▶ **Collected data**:

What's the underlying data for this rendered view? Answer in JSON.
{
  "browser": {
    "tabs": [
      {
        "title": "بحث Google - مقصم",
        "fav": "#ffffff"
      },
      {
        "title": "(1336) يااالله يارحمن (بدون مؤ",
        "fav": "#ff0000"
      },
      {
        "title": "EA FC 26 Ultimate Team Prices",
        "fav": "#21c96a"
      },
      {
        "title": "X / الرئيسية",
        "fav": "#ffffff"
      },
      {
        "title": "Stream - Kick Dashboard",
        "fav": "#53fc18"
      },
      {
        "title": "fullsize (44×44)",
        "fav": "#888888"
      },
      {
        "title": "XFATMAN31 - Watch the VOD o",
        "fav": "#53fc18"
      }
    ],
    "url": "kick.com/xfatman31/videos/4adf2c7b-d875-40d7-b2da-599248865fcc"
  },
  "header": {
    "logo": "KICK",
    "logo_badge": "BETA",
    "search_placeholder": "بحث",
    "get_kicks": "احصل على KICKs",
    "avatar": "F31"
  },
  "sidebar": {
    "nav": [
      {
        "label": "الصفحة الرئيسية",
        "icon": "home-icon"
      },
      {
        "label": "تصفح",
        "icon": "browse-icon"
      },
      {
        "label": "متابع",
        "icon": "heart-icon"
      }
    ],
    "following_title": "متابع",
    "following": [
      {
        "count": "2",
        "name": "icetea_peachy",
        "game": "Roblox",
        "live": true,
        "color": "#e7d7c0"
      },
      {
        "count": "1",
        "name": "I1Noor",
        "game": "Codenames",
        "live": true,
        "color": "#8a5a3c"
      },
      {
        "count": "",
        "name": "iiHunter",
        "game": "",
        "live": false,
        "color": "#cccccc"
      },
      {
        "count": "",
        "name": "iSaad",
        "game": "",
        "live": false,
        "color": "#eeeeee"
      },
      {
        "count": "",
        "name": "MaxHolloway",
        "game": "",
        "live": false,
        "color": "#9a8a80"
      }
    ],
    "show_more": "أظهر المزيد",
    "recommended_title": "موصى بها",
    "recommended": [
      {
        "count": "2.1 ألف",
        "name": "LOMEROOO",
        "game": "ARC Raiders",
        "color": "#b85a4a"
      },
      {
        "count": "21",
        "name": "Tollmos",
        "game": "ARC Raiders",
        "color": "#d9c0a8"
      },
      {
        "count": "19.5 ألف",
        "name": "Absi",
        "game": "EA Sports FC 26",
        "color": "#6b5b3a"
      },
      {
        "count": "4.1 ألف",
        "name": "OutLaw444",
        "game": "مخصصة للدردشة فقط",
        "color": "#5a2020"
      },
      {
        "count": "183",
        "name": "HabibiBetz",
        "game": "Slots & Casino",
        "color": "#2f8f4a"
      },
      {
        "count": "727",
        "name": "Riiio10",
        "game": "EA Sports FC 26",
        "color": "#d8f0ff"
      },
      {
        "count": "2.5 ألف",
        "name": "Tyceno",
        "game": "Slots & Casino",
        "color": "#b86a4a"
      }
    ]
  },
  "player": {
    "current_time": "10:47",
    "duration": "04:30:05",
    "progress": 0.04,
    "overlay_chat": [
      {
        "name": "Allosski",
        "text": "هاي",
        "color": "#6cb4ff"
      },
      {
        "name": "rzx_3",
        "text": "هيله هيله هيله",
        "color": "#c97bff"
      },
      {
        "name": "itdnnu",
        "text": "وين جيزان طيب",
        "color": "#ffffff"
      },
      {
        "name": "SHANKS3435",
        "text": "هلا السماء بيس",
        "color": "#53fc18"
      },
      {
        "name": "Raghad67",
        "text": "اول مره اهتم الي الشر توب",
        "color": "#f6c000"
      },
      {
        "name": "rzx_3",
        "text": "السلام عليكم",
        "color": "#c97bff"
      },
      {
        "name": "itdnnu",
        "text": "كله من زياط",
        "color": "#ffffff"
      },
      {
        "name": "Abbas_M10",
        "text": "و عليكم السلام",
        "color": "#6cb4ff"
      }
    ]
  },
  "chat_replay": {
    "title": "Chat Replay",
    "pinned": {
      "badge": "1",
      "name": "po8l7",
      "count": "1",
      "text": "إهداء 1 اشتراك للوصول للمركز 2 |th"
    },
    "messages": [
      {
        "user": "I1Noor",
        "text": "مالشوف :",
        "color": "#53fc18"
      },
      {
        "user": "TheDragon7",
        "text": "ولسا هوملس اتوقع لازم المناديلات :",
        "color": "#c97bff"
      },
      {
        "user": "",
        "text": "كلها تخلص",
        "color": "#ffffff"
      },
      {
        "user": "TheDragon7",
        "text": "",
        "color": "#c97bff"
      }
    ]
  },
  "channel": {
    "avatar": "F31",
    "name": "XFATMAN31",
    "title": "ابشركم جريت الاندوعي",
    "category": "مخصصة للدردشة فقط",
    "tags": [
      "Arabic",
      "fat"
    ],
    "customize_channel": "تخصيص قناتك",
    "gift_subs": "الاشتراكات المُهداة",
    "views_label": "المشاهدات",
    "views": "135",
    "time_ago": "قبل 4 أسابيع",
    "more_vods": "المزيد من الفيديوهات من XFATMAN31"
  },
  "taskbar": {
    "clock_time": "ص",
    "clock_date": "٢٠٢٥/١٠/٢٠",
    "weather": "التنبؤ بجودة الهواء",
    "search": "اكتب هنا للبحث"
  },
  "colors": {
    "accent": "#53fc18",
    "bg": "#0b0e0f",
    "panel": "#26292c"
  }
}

▶ **THE REQUEST**:
Copy the records above exactly as they appear.

▶ **EXPECTED OUTPUT**:
What's the underlying data for this rendered view? Answer in JSON.
{
  "browser": {
    "tabs": [
      {
        "title": "بحث Google - مقصم",
        "fav": "#ffffff"
      },
      {
        "title": "(1336) يااالله يارحمن (بدون مؤ",
        "fav": "#ff0000"
      },
      {
        "title": "EA FC 26 Ultimate Team Prices",
        "fav": "#21c96a"
      },
      {
        "title": "X / الرئيسية",
        "fav": "#ffffff"
      },
      {
        "title": "Stream - Kick Dashboard",
        "fav": "#53fc18"
      },
      {
        "title": "fullsize (44×44)",
        "fav": "#888888"
      },
      {
        "title": "XFATMAN31 - Watch the VOD o",
        "fav": "#53fc18"
      }
    ],
    "url": "kick.com/xfatman31/videos/4adf2c7b-d875-40d7-b2da-599248865fcc"
  },
  "header": {
    "logo": "KICK",
    "logo_badge": "BETA",
    "search_placeholder": "بحث",
    "get_kicks": "احصل على KICKs",
    "avatar": "F31"
  },
  "sidebar": {
    "nav": [
      {
        "label": "الصفحة الرئيسية",
        "icon": "home-icon"
      },
      {
        "label": "تصفح",
        "icon": "browse-icon"
      },
      {
        "label": "متابع",
        "icon": "heart-icon"
      }
    ],
    "following_title": "متابع",
    "following": [
      {
        "count": "2",
        "name": "icetea_peachy",
        "game": "Roblox",
        "live": true,
        "color": "#e7d7c0"
      },
      {
        "count": "1",
        "name": "I1Noor",
        "game": "Codenames",
        "live": true,
        "color": "#8a5a3c"
      },
      {
        "count": "",
        "name": "iiHunter",
        "game": "",
        "live": false,
        "color": "#cccccc"
      },
      {
        "count": "",
        "name": "iSaad",
        "game": "",
        "live": false,
        "color": "#eeeeee"
      },
      {
        "count": "",
        "name": "MaxHolloway",
        "game": "",
        "live": false,
        "color": "#9a8a80"
      }
    ],
    "show_more": "أظهر المزيد",
    "recommended_title": "موصى بها",
    "recommended": [
      {
        "count": "2.1 ألف",
        "name": "LOMEROOO",
        "game": "ARC Raiders",
        "color": "#b85a4a"
      },
      {
        "count": "21",
        "name": "Tollmos",
        "game": "ARC Raiders",
        "color": "#d9c0a8"
      },
      {
        "count": "19.5 ألف",
        "name": "Absi",
        "game": "EA Sports FC 26",
        "color": "#6b5b3a"
      },
      {
        "count": "4.1 ألف",
        "name": "OutLaw444",
        "game": "مخصصة للدردشة فقط",
        "color": "#5a2020"
      },
      {
        "count": "183",
        "name": "HabibiBetz",
        "game": "Slots & Casino",
        "color": "#2f8f4a"
      },
      {
        "count": "727",
        "name": "Riiio10",
        "game": "EA Sports FC 26",
        "color": "#d8f0ff"
      },
      {
        "count": "2.5 ألف",
        "name": "Tyceno",
        "game": "Slots & Casino",
        "color": "#b86a4a"
      }
    ]
  },
  "player": {
    "current_time": "10:47",
    "duration": "04:30:05",
    "progress": 0.04,
    "overlay_chat": [
      {
        "name": "Allosski",
        "text": "هاي",
        "color": "#6cb4ff"
      },
      {
        "name": "rzx_3",
        "text": "هيله هيله هيله",
        "color": "#c97bff"
      },
      {
        "name": "itdnnu",
        "text": "وين جيزان طيب",
        "color": "#ffffff"
      },
      {
        "name": "SHANKS3435",
        "text": "هلا السماء بيس",
        "color": "#53fc18"
      },
      {
        "name": "Raghad67",
        "text": "اول مره اهتم الي الشر توب",
        "color": "#f6c000"
      },
      {
        "name": "rzx_3",
        "text": "السلام عليكم",
        "color": "#c97bff"
      },
      {
        "name": "itdnnu",
        "text": "كله من زياط",
        "color": "#ffffff"
      },
      {
        "name": "Abbas_M10",
        "text": "و عليكم السلام",
        "color": "#6cb4ff"
      }
    ]
  },
  "chat_replay": {
    "title": "Chat Replay",
    "pinned": {
      "badge": "1",
      "name": "po8l7",
      "count": "1",
      "text": "إهداء 1 اشتراك للوصول للمركز 2 |th"
    },
    "messages": [
      {
        "user": "I1Noor",
        "text": "مالشوف :",
        "color": "#53fc18"
      },
      {
        "user": "TheDragon7",
        "text": "ولسا هوملس اتوقع لازم المناديلات :",
        "color": "#c97bff"
      },
      {
        "user": "",
        "text": "كلها تخلص",
        "color": "#ffffff"
      },
      {
        "user": "TheDragon7",
        "text": "",
        "color": "#c97bff"
      }
    ]
  },
  "channel": {
    "avatar": "F31",
    "name": "XFATMAN31",
    "title": "ابشركم جريت الاندوعي",
    "category": "مخصصة للدردشة فقط",
    "tags": [
      "Arabic",
      "fat"
    ],
    "customize_channel": "تخصيص قناتك",
    "gift_subs": "الاشتراكات المُهداة",
    "views_label": "المشاهدات",
    "views": "135",
    "time_ago": "قبل 4 أسابيع",
    "more_vods": "المزيد من الفيديوهات من XFATMAN31"
  },
  "taskbar": {
    "clock_time": "ص",
    "clock_date": "٢٠٢٥/١٠/٢٠",
    "weather": "التنبؤ بجودة الهواء",
    "search": "اكتب هنا للبحث"
  },
  "colors": {
    "accent": "#53fc18",
    "bg": "#0b0e0f",
    "panel": "#26292c"
  }
}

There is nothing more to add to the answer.